**WHAT YOU WILL DO:**
Within this material, how many lines have the string "files" in them? The answer is a number, with nothing added.

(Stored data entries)
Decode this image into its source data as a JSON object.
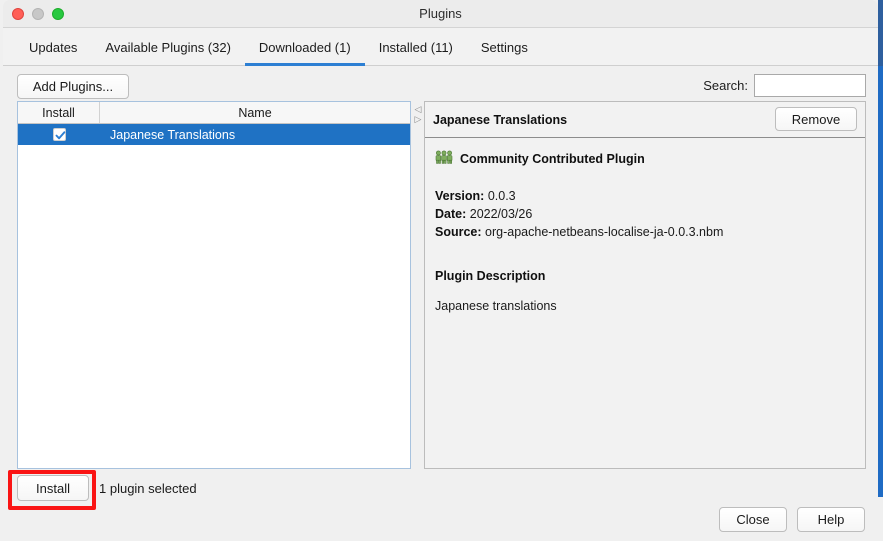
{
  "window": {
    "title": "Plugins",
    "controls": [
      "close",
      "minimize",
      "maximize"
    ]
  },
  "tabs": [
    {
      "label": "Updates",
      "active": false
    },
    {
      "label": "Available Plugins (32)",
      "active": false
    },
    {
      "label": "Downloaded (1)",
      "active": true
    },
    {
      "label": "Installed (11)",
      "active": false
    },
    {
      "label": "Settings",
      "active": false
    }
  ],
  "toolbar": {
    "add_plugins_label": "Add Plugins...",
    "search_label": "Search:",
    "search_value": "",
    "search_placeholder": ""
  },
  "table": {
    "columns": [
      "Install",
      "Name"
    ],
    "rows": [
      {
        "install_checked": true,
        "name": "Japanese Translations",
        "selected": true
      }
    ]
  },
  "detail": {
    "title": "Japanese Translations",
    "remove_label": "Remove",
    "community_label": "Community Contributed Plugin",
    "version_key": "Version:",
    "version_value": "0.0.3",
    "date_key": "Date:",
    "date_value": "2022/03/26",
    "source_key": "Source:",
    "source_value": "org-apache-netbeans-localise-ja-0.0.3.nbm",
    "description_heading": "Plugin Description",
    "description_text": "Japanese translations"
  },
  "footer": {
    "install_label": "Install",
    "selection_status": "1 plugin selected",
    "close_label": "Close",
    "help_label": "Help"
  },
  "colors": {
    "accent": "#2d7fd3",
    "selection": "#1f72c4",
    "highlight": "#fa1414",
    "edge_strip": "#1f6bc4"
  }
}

...

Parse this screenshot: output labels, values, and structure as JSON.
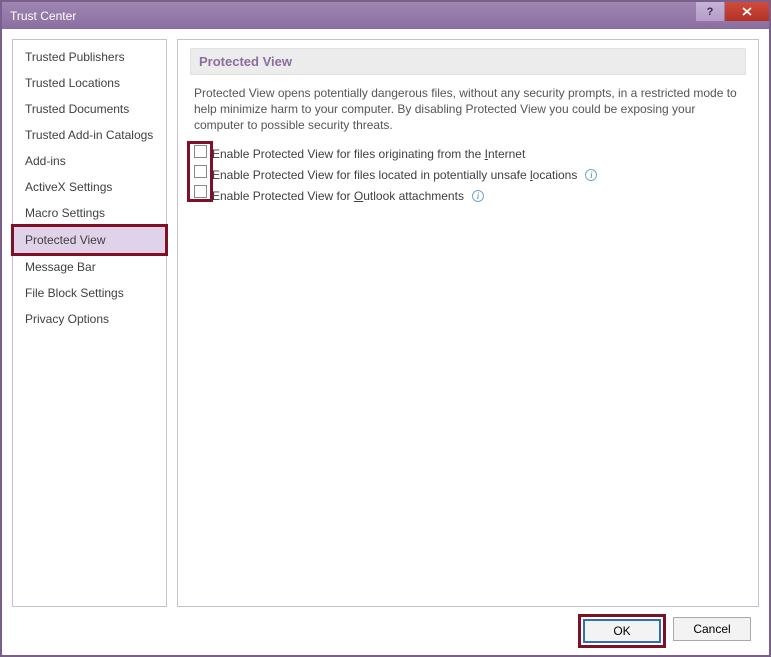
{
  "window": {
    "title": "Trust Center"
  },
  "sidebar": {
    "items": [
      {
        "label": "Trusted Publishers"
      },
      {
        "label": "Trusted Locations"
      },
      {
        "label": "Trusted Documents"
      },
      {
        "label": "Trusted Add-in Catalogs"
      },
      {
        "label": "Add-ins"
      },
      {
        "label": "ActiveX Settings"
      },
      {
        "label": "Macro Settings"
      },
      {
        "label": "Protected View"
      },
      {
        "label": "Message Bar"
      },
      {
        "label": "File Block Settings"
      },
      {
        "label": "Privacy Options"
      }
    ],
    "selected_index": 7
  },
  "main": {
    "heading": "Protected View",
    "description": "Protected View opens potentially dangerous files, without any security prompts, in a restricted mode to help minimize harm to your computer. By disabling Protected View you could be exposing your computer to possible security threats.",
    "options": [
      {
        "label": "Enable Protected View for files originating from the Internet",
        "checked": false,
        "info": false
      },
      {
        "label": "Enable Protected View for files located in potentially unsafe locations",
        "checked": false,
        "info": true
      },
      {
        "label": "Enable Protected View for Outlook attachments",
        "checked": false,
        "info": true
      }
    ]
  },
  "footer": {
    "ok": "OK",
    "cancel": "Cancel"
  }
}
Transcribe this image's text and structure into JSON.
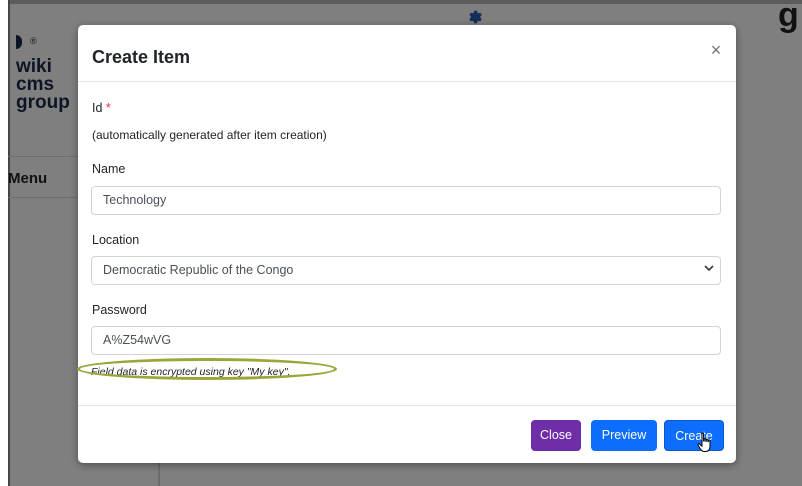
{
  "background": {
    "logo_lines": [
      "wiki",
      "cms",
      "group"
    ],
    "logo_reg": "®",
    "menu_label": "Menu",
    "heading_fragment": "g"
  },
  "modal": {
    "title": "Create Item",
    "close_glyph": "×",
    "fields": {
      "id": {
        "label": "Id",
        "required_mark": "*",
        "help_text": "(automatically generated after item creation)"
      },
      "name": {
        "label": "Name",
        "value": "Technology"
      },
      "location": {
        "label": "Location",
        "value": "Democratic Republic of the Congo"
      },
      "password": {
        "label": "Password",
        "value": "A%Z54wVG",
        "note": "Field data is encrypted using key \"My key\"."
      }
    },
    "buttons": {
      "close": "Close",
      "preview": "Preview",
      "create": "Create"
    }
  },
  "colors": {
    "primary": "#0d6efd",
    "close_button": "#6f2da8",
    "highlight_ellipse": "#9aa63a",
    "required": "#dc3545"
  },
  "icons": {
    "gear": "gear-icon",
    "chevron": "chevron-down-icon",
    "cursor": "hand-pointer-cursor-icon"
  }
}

--

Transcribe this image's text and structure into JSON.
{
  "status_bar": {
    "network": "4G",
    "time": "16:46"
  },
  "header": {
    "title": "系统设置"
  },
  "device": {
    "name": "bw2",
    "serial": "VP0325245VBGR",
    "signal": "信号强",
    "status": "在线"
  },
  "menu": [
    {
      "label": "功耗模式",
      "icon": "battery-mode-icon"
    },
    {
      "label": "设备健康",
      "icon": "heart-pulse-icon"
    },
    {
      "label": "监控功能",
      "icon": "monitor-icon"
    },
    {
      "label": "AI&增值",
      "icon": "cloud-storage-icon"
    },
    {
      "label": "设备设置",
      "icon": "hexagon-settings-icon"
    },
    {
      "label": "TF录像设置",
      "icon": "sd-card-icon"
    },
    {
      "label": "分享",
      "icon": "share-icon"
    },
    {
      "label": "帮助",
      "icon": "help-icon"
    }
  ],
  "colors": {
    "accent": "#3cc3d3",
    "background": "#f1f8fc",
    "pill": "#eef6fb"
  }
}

**THE RESULT:**
3